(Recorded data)
begin

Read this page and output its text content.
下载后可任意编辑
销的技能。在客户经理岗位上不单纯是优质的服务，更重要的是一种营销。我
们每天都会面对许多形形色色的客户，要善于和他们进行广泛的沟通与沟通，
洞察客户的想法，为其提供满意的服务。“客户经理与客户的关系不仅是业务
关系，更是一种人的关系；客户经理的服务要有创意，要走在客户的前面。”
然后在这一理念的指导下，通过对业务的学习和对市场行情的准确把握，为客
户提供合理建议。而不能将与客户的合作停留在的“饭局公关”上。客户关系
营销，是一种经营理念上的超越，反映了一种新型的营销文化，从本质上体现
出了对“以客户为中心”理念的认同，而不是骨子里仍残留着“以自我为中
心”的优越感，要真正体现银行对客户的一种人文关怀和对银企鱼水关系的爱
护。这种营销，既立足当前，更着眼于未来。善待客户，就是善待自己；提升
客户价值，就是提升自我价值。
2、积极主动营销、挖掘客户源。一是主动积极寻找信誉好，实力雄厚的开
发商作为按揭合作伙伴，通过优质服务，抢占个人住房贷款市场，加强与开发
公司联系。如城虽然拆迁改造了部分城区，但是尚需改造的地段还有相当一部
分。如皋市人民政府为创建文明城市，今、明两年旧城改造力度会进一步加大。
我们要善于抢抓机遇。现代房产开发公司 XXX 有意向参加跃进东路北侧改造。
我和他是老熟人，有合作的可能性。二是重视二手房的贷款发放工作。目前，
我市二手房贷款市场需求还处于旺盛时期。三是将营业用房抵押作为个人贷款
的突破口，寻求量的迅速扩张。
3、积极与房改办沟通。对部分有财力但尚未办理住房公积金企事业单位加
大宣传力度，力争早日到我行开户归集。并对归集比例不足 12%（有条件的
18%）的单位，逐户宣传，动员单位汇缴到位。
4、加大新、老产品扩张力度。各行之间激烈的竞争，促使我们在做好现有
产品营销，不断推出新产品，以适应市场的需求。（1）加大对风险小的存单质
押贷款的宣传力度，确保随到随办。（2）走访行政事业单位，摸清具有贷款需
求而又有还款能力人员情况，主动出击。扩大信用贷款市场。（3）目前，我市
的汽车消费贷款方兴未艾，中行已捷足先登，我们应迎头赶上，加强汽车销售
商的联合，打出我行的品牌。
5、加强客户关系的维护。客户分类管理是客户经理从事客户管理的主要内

end

STATED EXERCISE >>
Repeat all of the records above exactly as written.

ANSWER TO THIS PROBLEM >>
Read this page and output its text content.
下载后可任意编辑
销的技能。在客户经理岗位上不单纯是优质的服务，更重要的是一种营销。我
们每天都会面对许多形形色色的客户，要善于和他们进行广泛的沟通与沟通，
洞察客户的想法，为其提供满意的服务。“客户经理与客户的关系不仅是业务
关系，更是一种人的关系；客户经理的服务要有创意，要走在客户的前面。”
然后在这一理念的指导下，通过对业务的学习和对市场行情的准确把握，为客
户提供合理建议。而不能将与客户的合作停留在的“饭局公关”上。客户关系
营销，是一种经营理念上的超越，反映了一种新型的营销文化，从本质上体现
出了对“以客户为中心”理念的认同，而不是骨子里仍残留着“以自我为中
心”的优越感，要真正体现银行对客户的一种人文关怀和对银企鱼水关系的爱
护。这种营销，既立足当前，更着眼于未来。善待客户，就是善待自己；提升
客户价值，就是提升自我价值。
2、积极主动营销、挖掘客户源。一是主动积极寻找信誉好，实力雄厚的开
发商作为按揭合作伙伴，通过优质服务，抢占个人住房贷款市场，加强与开发
公司联系。如城虽然拆迁改造了部分城区，但是尚需改造的地段还有相当一部
分。如皋市人民政府为创建文明城市，今、明两年旧城改造力度会进一步加大。
我们要善于抢抓机遇。现代房产开发公司 XXX 有意向参加跃进东路北侧改造。
我和他是老熟人，有合作的可能性。二是重视二手房的贷款发放工作。目前，
我市二手房贷款市场需求还处于旺盛时期。三是将营业用房抵押作为个人贷款
的突破口，寻求量的迅速扩张。
3、积极与房改办沟通。对部分有财力但尚未办理住房公积金企事业单位加
大宣传力度，力争早日到我行开户归集。并对归集比例不足 12%（有条件的
18%）的单位，逐户宣传，动员单位汇缴到位。
4、加大新、老产品扩张力度。各行之间激烈的竞争，促使我们在做好现有
产品营销，不断推出新产品，以适应市场的需求。（1）加大对风险小的存单质
押贷款的宣传力度，确保随到随办。（2）走访行政事业单位，摸清具有贷款需
求而又有还款能力人员情况，主动出击。扩大信用贷款市场。（3）目前，我市
的汽车消费贷款方兴未艾，中行已捷足先登，我们应迎头赶上，加强汽车销售
商的联合，打出我行的品牌。
5、加强客户关系的维护。客户分类管理是客户经理从事客户管理的主要内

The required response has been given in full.